[Task prompt]
Where the data below has the string "Last", return the whole line.

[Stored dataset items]
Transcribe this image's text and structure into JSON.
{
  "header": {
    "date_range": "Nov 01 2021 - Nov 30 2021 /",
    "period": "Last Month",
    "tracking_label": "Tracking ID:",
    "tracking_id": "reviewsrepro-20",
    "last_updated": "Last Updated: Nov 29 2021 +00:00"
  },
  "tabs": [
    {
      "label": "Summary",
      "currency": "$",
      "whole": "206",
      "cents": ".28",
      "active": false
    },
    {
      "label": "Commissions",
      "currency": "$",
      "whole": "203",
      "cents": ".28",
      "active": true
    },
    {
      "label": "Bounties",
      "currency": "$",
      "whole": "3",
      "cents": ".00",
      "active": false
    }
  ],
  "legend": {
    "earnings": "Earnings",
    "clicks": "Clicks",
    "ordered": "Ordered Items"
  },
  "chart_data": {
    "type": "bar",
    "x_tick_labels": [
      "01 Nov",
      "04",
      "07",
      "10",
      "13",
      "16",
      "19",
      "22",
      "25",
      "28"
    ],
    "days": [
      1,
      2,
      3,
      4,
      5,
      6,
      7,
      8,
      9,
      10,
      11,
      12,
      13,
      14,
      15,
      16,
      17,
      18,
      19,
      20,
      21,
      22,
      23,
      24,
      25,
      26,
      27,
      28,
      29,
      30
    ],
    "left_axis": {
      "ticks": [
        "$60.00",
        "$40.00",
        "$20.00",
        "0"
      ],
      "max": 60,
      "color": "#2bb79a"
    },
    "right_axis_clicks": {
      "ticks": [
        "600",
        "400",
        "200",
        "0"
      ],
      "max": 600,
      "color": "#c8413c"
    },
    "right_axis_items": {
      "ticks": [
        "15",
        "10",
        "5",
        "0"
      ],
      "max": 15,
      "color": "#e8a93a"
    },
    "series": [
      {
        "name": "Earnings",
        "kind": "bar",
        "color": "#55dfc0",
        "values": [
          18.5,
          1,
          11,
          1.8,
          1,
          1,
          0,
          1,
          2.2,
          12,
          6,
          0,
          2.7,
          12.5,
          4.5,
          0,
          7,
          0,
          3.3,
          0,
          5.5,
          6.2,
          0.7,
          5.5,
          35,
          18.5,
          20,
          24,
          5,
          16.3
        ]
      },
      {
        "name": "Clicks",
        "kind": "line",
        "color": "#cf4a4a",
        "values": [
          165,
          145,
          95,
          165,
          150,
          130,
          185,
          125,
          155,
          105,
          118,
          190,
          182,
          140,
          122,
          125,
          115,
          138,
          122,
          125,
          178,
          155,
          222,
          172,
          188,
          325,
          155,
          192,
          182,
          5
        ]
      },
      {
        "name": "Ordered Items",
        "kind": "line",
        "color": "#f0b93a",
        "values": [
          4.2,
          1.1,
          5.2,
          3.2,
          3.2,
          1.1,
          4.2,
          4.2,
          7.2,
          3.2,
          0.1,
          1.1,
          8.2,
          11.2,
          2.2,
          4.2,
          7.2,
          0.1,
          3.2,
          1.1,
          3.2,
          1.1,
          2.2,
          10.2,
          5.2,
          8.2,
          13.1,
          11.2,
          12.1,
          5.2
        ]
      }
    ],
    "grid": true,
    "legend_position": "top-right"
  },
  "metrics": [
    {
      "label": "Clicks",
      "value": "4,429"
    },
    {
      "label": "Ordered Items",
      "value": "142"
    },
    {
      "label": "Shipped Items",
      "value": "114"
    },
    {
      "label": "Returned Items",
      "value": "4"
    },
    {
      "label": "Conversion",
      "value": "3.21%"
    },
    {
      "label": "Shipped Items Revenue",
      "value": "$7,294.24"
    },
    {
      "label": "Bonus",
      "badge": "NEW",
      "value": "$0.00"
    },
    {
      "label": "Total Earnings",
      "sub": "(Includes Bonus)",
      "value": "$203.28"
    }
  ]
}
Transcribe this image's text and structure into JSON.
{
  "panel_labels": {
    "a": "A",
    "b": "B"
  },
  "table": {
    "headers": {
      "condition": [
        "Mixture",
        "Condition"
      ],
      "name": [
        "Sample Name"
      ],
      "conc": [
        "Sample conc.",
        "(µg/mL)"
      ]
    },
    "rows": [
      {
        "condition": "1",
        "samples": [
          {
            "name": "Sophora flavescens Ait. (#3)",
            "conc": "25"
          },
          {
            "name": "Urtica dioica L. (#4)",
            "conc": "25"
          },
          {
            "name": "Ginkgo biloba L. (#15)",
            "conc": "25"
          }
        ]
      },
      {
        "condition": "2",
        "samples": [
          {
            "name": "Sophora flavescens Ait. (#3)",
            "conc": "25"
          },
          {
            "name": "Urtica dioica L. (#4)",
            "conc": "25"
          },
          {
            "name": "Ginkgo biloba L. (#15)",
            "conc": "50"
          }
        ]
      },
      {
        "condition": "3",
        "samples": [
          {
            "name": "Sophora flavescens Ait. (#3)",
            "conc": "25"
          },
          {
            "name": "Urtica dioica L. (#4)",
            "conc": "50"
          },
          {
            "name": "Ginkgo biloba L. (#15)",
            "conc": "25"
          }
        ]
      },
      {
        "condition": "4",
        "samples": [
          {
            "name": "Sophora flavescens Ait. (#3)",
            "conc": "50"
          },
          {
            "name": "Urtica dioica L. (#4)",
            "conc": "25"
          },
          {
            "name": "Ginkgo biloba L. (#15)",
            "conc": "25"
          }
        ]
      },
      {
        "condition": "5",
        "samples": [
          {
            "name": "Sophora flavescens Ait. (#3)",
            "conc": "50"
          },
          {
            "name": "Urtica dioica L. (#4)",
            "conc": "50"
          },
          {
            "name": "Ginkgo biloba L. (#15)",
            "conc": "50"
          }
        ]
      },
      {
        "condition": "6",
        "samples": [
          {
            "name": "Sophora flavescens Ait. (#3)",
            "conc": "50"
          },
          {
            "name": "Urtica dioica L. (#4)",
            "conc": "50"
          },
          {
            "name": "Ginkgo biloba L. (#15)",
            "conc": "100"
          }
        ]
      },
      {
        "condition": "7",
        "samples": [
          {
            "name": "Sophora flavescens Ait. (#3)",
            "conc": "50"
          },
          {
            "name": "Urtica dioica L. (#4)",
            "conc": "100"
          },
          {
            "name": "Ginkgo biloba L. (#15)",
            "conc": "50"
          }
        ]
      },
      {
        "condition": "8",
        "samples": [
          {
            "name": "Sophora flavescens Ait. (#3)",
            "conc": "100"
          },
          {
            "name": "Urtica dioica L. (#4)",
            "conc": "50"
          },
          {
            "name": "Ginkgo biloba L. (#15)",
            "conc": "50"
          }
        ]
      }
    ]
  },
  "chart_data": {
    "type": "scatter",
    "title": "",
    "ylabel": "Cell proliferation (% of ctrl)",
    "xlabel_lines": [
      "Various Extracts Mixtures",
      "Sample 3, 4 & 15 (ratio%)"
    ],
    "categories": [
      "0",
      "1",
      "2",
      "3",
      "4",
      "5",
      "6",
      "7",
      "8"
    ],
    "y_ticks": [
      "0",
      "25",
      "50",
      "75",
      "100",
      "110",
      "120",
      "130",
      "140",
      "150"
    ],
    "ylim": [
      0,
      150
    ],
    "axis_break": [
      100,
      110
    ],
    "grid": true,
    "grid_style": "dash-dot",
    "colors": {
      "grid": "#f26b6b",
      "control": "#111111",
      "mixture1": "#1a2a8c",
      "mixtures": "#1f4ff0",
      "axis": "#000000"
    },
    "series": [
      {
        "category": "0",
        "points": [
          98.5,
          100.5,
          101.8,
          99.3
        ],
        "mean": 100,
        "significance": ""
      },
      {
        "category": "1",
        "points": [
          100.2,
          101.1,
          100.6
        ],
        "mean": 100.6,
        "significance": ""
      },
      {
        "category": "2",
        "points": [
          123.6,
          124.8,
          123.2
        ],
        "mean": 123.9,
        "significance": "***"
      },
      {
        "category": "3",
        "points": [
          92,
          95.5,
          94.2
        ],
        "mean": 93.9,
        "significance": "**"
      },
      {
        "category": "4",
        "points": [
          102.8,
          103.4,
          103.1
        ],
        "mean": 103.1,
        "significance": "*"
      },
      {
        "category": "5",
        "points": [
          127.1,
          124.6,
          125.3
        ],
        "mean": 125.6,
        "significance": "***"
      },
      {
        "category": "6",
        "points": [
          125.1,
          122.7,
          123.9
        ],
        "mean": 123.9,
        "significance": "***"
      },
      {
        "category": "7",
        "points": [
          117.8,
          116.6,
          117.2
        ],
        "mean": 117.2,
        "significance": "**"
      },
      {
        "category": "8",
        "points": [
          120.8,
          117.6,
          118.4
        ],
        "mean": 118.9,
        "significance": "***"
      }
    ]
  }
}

[Expected answer]
    "period": "Last Month",
    "last_updated": "Last Updated: Nov 29 2021 +00:00"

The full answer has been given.